## START

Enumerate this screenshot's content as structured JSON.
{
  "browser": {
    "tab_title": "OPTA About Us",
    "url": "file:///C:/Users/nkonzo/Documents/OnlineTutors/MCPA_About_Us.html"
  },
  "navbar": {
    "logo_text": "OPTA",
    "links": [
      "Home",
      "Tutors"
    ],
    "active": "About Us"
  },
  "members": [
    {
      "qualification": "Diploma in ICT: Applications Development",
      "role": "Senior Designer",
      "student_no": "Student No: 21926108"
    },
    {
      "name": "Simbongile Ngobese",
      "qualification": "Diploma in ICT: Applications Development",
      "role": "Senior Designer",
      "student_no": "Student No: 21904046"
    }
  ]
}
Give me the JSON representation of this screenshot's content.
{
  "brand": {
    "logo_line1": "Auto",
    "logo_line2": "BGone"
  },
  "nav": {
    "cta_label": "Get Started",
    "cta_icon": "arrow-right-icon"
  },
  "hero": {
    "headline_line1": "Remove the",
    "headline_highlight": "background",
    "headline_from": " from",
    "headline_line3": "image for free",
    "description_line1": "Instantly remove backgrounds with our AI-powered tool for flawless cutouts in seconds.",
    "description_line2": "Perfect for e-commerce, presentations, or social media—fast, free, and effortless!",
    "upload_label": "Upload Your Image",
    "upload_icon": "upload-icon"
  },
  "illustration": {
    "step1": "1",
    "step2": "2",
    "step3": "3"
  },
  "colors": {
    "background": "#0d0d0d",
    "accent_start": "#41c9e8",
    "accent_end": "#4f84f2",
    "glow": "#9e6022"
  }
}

## END

Print all the data exactly.

# Response
Enumerate this screenshot's content as structured JSON.
{
  "browser": {
    "tab_title": "OPTA About Us",
    "url": "file:///C:/Users/nkonzo/Documents/OnlineTutors/MCPA_About_Us.html"
  },
  "navbar": {
    "logo_text": "OPTA",
    "links": [
      "Home",
      "Tutors"
    ],
    "active": "About Us"
  },
  "members": [
    {
      "qualification": "Diploma in ICT: Applications Development",
      "role": "Senior Designer",
      "student_no": "Student No: 21926108"
    },
    {
      "name": "Simbongile Ngobese",
      "qualification": "Diploma in ICT: Applications Development",
      "role": "Senior Designer",
      "student_no": "Student No: 21904046"
    }
  ]
}
Give me the JSON representation of this screenshot's content.
{
  "brand": {
    "logo_line1": "Auto",
    "logo_line2": "BGone"
  },
  "nav": {
    "cta_label": "Get Started",
    "cta_icon": "arrow-right-icon"
  },
  "hero": {
    "headline_line1": "Remove the",
    "headline_highlight": "background",
    "headline_from": " from",
    "headline_line3": "image for free",
    "description_line1": "Instantly remove backgrounds with our AI-powered tool for flawless cutouts in seconds.",
    "description_line2": "Perfect for e-commerce, presentations, or social media—fast, free, and effortless!",
    "upload_label": "Upload Your Image",
    "upload_icon": "upload-icon"
  },
  "illustration": {
    "step1": "1",
    "step2": "2",
    "step3": "3"
  },
  "colors": {
    "background": "#0d0d0d",
    "accent_start": "#41c9e8",
    "accent_end": "#4f84f2",
    "glow": "#9e6022"
  }
}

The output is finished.